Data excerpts
"""
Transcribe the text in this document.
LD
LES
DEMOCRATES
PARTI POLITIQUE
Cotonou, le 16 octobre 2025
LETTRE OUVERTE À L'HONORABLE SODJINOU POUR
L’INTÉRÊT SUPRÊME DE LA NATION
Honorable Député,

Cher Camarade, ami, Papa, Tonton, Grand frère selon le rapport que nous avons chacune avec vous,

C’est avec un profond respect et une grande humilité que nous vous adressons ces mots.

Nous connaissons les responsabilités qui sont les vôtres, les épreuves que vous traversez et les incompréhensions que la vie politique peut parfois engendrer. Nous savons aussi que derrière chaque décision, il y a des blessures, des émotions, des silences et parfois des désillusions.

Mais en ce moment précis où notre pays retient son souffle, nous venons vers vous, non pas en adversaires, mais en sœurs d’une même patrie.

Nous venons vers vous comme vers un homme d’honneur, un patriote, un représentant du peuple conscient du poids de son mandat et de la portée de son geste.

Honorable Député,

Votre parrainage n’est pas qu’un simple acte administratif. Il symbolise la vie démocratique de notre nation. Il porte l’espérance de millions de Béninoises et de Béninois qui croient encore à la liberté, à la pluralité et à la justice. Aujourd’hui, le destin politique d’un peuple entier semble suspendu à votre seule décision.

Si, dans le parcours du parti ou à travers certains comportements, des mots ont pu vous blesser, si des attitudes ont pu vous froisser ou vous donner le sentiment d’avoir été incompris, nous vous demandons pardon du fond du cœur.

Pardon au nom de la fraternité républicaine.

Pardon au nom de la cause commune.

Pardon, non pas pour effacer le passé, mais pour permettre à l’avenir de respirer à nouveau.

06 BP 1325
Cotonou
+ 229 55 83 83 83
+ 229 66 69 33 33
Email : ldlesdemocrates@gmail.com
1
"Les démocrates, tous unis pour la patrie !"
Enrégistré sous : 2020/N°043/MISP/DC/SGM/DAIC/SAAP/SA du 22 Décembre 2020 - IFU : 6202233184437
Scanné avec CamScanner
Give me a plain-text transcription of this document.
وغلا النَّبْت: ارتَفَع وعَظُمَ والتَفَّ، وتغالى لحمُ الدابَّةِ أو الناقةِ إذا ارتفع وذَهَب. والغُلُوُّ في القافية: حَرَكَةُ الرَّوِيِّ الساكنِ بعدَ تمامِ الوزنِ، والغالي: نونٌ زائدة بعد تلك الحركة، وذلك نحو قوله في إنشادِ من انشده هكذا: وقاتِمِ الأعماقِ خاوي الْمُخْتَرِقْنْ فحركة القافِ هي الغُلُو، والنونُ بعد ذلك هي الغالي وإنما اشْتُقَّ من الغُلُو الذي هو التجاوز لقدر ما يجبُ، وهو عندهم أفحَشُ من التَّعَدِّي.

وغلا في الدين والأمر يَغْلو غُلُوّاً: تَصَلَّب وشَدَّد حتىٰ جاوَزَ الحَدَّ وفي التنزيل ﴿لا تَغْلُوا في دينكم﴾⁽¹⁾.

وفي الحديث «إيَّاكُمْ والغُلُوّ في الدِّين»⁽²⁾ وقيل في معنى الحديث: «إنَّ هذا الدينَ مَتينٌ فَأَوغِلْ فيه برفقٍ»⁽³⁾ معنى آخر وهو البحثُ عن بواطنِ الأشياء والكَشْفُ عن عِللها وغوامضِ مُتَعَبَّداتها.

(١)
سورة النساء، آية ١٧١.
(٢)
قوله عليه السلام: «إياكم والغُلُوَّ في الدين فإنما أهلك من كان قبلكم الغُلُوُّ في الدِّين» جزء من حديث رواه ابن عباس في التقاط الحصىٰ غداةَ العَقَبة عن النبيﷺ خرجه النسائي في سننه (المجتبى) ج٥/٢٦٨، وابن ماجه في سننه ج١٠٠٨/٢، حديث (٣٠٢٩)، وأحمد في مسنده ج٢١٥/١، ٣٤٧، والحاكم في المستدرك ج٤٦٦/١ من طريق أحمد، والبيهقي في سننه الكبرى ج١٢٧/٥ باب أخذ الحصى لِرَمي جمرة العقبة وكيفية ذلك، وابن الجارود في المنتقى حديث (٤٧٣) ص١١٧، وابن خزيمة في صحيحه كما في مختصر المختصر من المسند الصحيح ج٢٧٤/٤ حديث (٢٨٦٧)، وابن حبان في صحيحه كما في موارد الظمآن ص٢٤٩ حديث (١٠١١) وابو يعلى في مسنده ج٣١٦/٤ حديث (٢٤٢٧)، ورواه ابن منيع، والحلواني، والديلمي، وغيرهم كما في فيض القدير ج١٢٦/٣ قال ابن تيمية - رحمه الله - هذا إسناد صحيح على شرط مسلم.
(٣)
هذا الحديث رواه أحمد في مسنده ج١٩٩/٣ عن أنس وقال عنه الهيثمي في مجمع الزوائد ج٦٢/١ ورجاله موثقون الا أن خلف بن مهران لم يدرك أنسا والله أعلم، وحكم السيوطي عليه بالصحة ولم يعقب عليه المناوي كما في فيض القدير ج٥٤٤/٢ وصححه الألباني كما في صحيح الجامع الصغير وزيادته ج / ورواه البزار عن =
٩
"""
"""
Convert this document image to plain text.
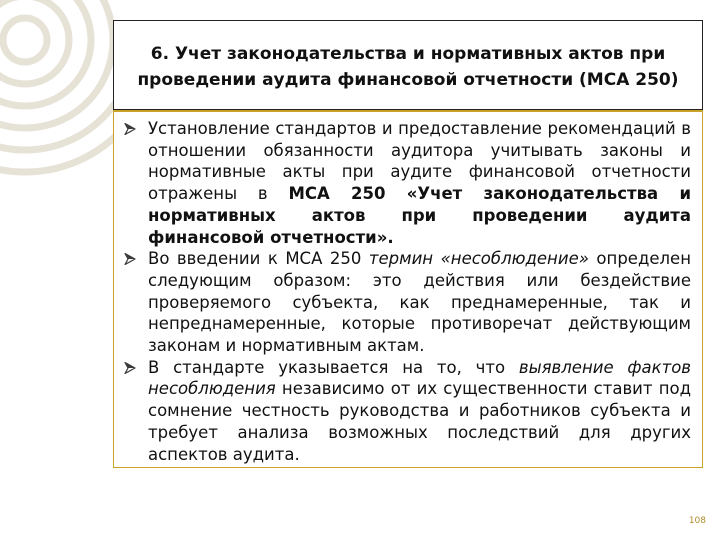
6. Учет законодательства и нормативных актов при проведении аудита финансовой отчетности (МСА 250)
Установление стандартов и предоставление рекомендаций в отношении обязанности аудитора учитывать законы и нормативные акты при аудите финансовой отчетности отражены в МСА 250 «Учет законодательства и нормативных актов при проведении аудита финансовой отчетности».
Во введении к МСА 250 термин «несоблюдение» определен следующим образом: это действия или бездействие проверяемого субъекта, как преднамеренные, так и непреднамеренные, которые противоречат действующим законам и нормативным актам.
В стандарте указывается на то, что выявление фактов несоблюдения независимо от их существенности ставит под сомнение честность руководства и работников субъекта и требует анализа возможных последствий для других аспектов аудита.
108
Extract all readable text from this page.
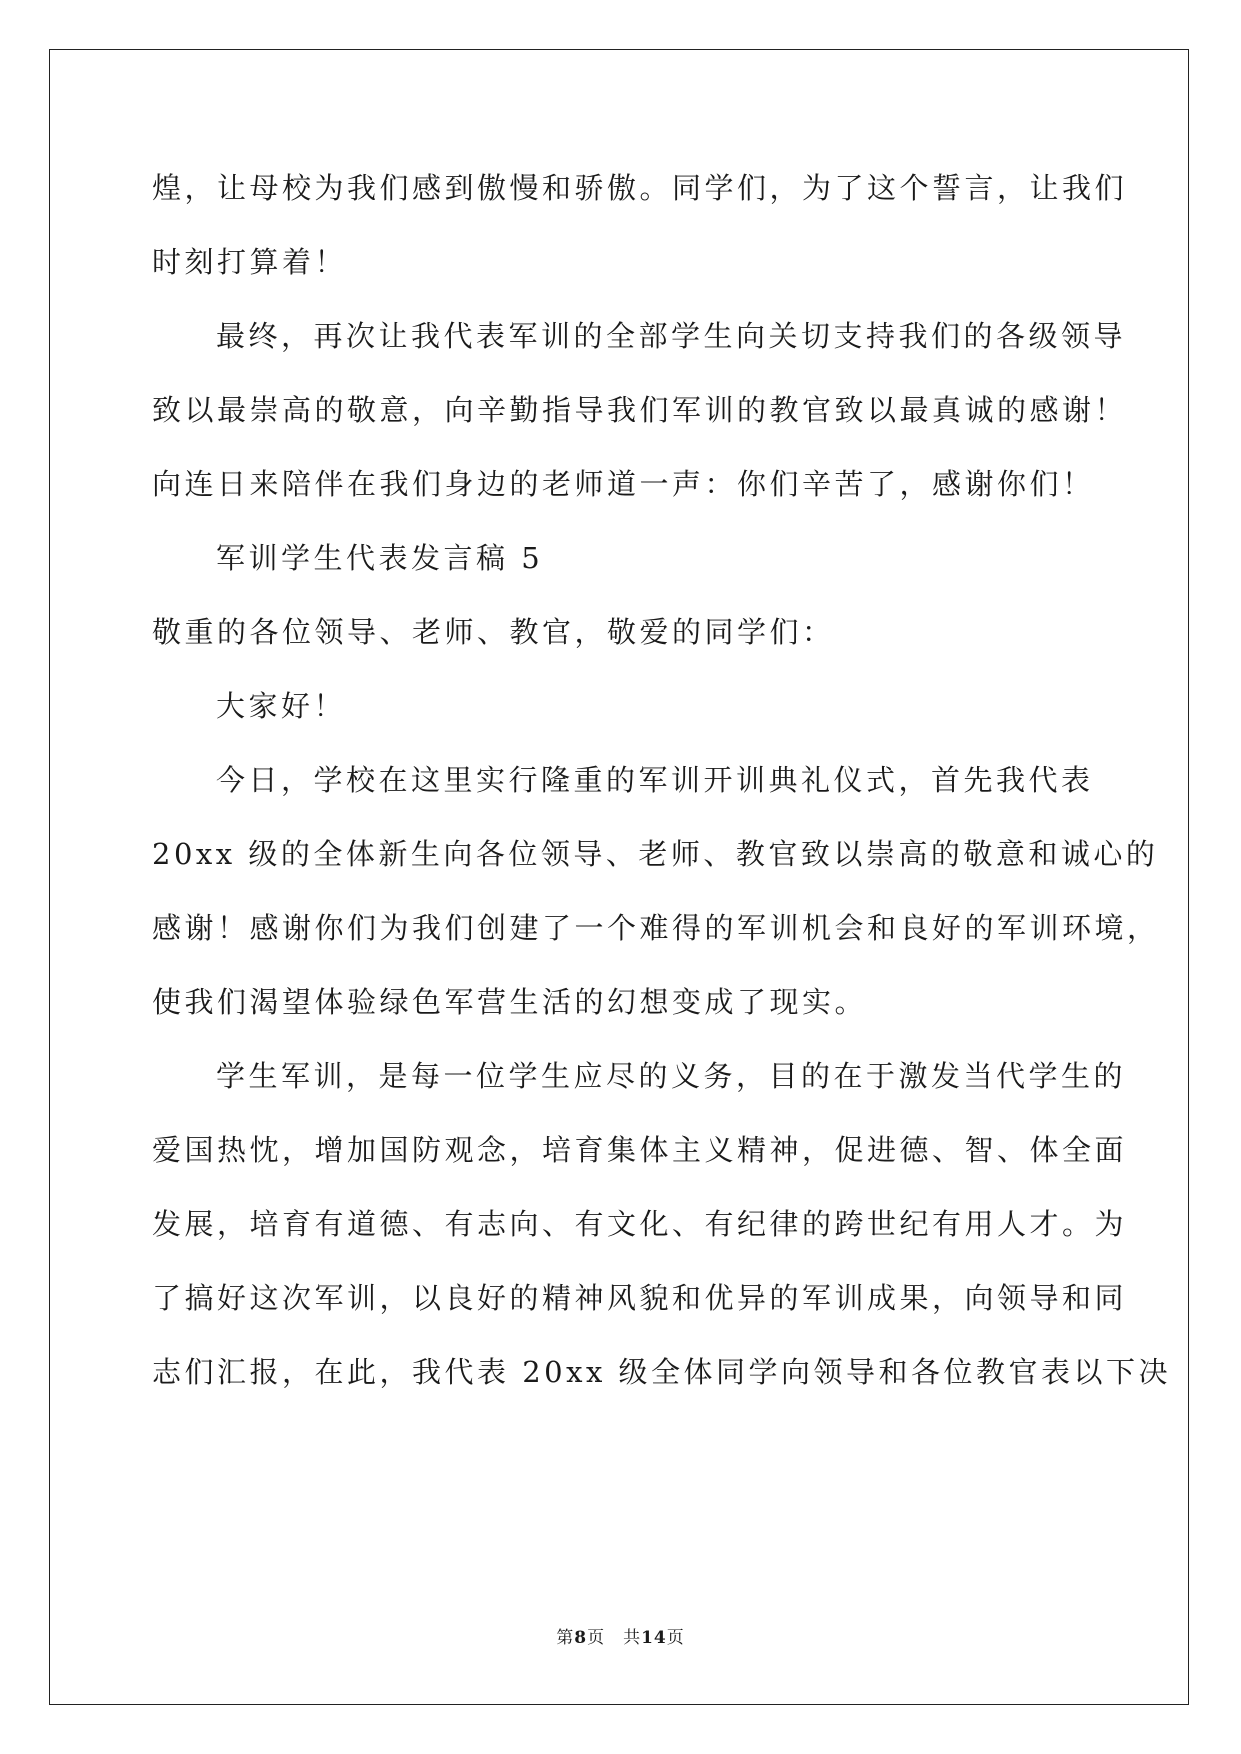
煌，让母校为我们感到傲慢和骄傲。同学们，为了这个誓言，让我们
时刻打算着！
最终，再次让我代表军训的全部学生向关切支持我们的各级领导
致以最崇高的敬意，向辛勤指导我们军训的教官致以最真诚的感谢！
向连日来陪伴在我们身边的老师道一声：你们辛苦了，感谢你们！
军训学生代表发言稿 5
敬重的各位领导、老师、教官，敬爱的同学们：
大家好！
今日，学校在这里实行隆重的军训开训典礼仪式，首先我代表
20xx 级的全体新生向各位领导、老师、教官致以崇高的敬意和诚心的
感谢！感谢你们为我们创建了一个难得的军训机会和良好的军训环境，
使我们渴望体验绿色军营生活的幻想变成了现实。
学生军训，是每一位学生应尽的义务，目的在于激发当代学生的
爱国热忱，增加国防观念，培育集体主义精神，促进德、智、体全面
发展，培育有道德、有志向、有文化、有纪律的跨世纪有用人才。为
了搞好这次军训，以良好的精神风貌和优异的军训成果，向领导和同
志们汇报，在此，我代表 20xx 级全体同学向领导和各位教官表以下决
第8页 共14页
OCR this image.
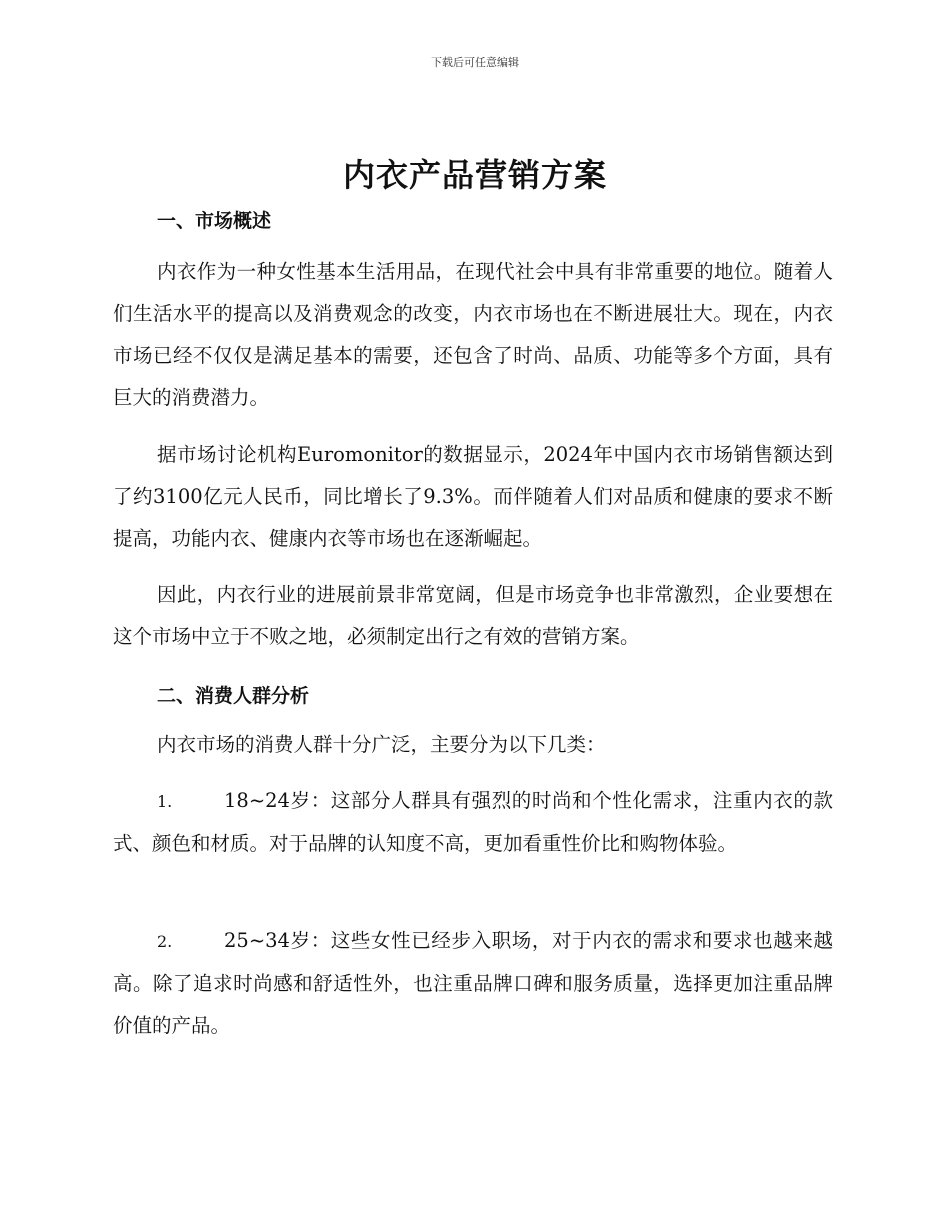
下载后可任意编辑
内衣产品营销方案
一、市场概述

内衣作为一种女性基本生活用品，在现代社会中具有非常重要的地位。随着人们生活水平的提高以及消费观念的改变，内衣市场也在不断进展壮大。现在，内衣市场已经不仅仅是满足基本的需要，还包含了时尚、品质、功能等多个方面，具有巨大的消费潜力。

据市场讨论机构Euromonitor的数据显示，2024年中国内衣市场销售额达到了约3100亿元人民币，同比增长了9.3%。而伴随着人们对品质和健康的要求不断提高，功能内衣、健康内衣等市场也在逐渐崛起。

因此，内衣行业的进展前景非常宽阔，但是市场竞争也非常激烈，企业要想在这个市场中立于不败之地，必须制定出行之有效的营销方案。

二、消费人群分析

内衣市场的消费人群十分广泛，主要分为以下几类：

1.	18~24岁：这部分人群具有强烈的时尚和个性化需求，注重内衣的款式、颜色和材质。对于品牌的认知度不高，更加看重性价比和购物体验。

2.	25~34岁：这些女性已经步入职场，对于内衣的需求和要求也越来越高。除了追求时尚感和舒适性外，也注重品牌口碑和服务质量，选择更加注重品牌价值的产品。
"""
Check all the records above and select each line where the string "Учет" is found.

6. Учет законодательства и нормативных актов при проведении аудита финансовой отчетности (МСА 250)
Установление стандартов и предоставление рекомендаций в отношении обязанности аудитора учитывать законы и нормативные акты при аудите финансовой отчетности отражены в МСА 250 «Учет законодательства и нормативных актов при проведении аудита финансовой отчетности».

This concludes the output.